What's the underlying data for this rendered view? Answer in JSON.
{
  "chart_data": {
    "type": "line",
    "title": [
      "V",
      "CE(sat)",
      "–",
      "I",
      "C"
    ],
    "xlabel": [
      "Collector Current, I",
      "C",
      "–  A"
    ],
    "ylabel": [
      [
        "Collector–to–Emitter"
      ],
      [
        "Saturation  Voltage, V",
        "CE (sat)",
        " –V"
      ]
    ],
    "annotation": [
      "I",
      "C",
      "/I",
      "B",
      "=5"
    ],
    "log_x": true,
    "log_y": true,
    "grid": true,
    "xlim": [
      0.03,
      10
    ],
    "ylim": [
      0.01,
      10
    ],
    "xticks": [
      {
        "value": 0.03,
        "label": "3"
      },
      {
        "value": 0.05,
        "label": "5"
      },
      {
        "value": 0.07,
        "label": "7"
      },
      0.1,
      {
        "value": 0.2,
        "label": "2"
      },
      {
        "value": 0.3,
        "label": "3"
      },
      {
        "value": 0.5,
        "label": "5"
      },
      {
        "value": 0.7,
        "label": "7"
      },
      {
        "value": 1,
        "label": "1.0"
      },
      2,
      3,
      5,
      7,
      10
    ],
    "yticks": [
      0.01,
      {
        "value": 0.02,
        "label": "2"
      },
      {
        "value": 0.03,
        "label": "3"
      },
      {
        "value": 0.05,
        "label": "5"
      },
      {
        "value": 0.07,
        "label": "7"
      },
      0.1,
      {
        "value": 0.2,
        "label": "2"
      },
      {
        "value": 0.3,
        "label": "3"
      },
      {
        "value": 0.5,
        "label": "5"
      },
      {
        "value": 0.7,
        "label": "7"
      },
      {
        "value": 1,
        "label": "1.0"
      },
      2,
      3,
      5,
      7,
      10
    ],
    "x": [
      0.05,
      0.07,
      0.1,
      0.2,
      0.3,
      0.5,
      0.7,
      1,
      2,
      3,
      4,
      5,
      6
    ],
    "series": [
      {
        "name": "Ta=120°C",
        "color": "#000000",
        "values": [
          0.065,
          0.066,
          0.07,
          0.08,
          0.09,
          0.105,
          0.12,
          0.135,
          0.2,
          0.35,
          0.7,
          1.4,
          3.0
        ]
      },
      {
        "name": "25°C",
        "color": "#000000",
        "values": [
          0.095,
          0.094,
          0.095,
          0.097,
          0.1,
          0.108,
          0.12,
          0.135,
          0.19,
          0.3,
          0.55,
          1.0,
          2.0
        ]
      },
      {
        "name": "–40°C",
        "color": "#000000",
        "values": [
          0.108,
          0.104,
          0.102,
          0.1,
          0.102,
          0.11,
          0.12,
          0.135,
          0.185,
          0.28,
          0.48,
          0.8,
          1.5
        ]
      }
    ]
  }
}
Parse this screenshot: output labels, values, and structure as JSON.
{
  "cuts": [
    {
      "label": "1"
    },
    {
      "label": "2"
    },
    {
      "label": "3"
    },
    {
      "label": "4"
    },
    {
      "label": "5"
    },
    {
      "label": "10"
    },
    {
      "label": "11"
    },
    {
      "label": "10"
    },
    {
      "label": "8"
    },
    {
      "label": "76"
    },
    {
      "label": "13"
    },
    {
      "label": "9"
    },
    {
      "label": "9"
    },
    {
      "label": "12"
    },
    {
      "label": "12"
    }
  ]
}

________________________

The request: Print again the material above, limited to the lines from the one holding "Parse this screenshot: output" through the last, inclusive.

Worked solution:
Parse this screenshot: output labels, values, and structure as JSON.
{
  "cuts": [
    {
      "label": "1"
    },
    {
      "label": "2"
    },
    {
      "label": "3"
    },
    {
      "label": "4"
    },
    {
      "label": "5"
    },
    {
      "label": "10"
    },
    {
      "label": "11"
    },
    {
      "label": "10"
    },
    {
      "label": "8"
    },
    {
      "label": "76"
    },
    {
      "label": "13"
    },
    {
      "label": "9"
    },
    {
      "label": "9"
    },
    {
      "label": "12"
    },
    {
      "label": "12"
    }
  ]
}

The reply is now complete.